• The problem: Below are some records; retype all of them exactly.

Saved data entries:

━━━━━━━━━━━━━━━━━━━━━━━━━━━━━━

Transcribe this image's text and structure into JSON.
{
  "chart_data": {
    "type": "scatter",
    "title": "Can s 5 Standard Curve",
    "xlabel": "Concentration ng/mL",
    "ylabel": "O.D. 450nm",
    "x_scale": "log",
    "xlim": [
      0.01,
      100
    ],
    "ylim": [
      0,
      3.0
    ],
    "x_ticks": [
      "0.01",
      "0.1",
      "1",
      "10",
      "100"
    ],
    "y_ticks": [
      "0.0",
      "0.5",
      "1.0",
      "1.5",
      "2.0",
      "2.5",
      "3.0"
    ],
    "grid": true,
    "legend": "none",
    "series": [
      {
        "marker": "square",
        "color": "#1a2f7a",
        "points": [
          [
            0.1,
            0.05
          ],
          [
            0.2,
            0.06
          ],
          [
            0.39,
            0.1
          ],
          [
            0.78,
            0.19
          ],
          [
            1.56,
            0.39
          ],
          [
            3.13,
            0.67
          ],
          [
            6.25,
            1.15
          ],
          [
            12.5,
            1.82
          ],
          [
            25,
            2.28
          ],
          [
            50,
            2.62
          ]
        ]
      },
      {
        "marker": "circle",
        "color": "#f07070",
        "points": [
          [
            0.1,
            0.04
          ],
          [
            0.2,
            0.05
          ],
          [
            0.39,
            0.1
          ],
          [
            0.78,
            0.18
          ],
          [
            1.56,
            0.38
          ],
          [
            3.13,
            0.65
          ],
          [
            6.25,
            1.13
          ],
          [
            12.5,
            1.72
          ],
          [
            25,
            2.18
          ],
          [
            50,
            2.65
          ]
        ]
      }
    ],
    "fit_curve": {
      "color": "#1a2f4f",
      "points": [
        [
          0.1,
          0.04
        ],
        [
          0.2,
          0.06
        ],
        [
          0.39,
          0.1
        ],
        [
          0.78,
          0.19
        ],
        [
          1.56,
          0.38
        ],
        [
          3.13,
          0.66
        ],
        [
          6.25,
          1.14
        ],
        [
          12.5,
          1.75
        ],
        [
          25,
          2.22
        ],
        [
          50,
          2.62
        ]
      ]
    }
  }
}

━━━━━━━━━━━━━━━━━━━━━━━━━━━━━━

• Response for this exercise:
Transcribe this image's text and structure into JSON.
{
  "chart_data": {
    "type": "scatter",
    "title": "Can s 5 Standard Curve",
    "xlabel": "Concentration ng/mL",
    "ylabel": "O.D. 450nm",
    "x_scale": "log",
    "xlim": [
      0.01,
      100
    ],
    "ylim": [
      0,
      3.0
    ],
    "x_ticks": [
      "0.01",
      "0.1",
      "1",
      "10",
      "100"
    ],
    "y_ticks": [
      "0.0",
      "0.5",
      "1.0",
      "1.5",
      "2.0",
      "2.5",
      "3.0"
    ],
    "grid": true,
    "legend": "none",
    "series": [
      {
        "marker": "square",
        "color": "#1a2f7a",
        "points": [
          [
            0.1,
            0.05
          ],
          [
            0.2,
            0.06
          ],
          [
            0.39,
            0.1
          ],
          [
            0.78,
            0.19
          ],
          [
            1.56,
            0.39
          ],
          [
            3.13,
            0.67
          ],
          [
            6.25,
            1.15
          ],
          [
            12.5,
            1.82
          ],
          [
            25,
            2.28
          ],
          [
            50,
            2.62
          ]
        ]
      },
      {
        "marker": "circle",
        "color": "#f07070",
        "points": [
          [
            0.1,
            0.04
          ],
          [
            0.2,
            0.05
          ],
          [
            0.39,
            0.1
          ],
          [
            0.78,
            0.18
          ],
          [
            1.56,
            0.38
          ],
          [
            3.13,
            0.65
          ],
          [
            6.25,
            1.13
          ],
          [
            12.5,
            1.72
          ],
          [
            25,
            2.18
          ],
          [
            50,
            2.65
          ]
        ]
      }
    ],
    "fit_curve": {
      "color": "#1a2f4f",
      "points": [
        [
          0.1,
          0.04
        ],
        [
          0.2,
          0.06
        ],
        [
          0.39,
          0.1
        ],
        [
          0.78,
          0.19
        ],
        [
          1.56,
          0.38
        ],
        [
          3.13,
          0.66
        ],
        [
          6.25,
          1.14
        ],
        [
          12.5,
          1.75
        ],
        [
          25,
          2.22
        ],
        [
          50,
          2.62
        ]
      ]
    }
  }
}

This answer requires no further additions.